**TASK OBJECTIVE**
Copy, in full, each line of the material that holds the word "title".
* Begin RAW DATA *
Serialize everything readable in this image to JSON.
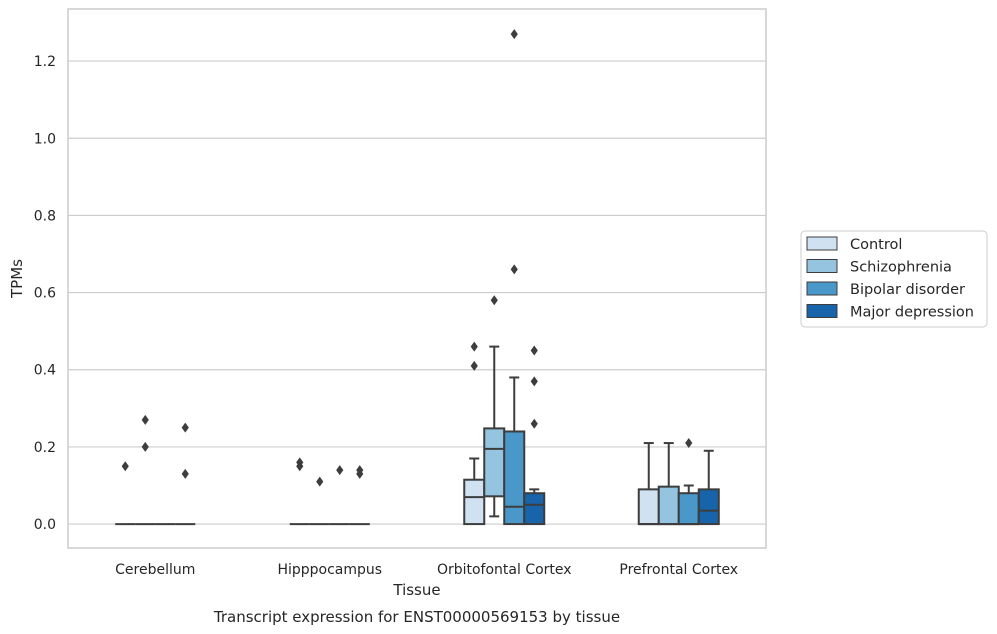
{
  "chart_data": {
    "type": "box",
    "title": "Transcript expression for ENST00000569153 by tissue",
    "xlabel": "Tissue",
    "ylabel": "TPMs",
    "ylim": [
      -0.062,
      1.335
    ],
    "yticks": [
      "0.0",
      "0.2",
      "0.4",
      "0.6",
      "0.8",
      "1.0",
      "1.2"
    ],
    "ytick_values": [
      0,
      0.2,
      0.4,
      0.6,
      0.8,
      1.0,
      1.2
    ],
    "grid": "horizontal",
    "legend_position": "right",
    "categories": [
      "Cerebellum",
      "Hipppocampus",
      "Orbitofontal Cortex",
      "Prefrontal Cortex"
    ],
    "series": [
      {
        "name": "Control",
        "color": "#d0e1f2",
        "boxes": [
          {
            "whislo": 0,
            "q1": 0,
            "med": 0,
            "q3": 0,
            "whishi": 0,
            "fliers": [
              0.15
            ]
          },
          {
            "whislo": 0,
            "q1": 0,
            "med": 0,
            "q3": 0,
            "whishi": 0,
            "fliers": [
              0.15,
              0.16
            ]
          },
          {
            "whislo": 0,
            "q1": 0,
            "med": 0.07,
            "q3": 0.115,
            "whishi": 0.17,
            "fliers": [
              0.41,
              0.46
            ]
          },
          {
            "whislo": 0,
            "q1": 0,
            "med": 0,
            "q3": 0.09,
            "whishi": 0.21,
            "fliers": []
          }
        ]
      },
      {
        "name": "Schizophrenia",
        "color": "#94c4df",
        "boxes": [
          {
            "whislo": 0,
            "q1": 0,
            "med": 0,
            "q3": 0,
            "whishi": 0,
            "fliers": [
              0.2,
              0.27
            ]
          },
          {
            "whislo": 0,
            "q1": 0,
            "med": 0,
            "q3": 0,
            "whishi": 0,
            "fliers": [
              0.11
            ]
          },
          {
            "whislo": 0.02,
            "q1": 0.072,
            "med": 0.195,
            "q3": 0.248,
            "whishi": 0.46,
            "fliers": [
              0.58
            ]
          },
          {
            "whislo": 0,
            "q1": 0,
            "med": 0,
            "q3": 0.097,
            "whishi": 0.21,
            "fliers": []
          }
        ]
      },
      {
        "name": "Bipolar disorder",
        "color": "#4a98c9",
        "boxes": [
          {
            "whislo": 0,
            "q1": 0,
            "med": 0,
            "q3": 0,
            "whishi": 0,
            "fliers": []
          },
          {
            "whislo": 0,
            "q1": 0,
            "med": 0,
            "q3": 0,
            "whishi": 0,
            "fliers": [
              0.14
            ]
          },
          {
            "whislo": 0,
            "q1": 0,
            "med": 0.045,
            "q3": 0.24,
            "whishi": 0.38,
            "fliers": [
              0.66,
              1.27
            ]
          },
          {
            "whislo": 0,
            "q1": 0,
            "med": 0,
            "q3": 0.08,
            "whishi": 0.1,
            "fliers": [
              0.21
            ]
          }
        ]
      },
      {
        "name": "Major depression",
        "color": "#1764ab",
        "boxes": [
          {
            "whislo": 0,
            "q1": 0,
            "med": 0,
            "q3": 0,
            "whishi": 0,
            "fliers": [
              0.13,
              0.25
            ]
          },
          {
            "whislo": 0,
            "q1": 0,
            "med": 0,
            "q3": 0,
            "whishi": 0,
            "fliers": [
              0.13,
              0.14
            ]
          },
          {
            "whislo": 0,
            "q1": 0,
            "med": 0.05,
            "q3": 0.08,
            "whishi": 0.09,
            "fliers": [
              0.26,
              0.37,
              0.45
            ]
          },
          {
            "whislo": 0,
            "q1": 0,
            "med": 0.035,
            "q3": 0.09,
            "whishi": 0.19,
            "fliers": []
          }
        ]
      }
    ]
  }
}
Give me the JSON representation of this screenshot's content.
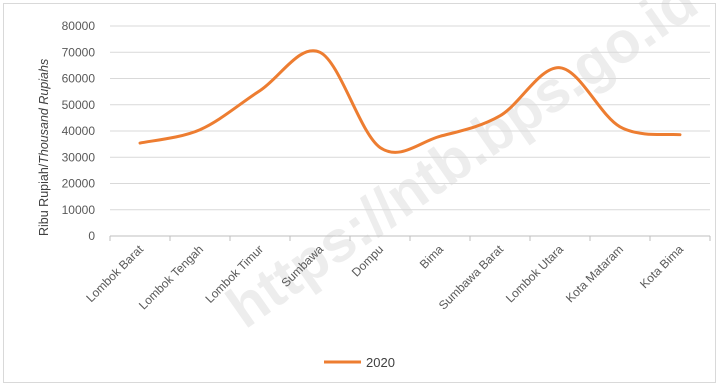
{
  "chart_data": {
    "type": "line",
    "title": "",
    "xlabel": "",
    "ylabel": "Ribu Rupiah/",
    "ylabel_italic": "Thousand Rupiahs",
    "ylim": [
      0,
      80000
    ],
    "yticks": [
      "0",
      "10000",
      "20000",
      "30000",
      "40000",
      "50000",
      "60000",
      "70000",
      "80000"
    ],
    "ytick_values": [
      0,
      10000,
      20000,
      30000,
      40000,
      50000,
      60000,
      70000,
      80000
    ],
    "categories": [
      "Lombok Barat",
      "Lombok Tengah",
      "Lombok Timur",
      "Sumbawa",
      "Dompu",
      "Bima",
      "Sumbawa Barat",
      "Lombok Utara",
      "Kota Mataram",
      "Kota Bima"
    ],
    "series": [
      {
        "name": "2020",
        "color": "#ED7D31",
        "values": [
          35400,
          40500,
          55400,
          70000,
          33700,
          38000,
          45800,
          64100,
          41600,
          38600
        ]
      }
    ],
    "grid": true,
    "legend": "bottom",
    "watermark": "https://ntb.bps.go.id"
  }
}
* End RAW DATA *
**ANSWER FOR THIS EXERCISE**
    "title": "Transcript expression for ENST00000569153 by tissue",
    "title": "",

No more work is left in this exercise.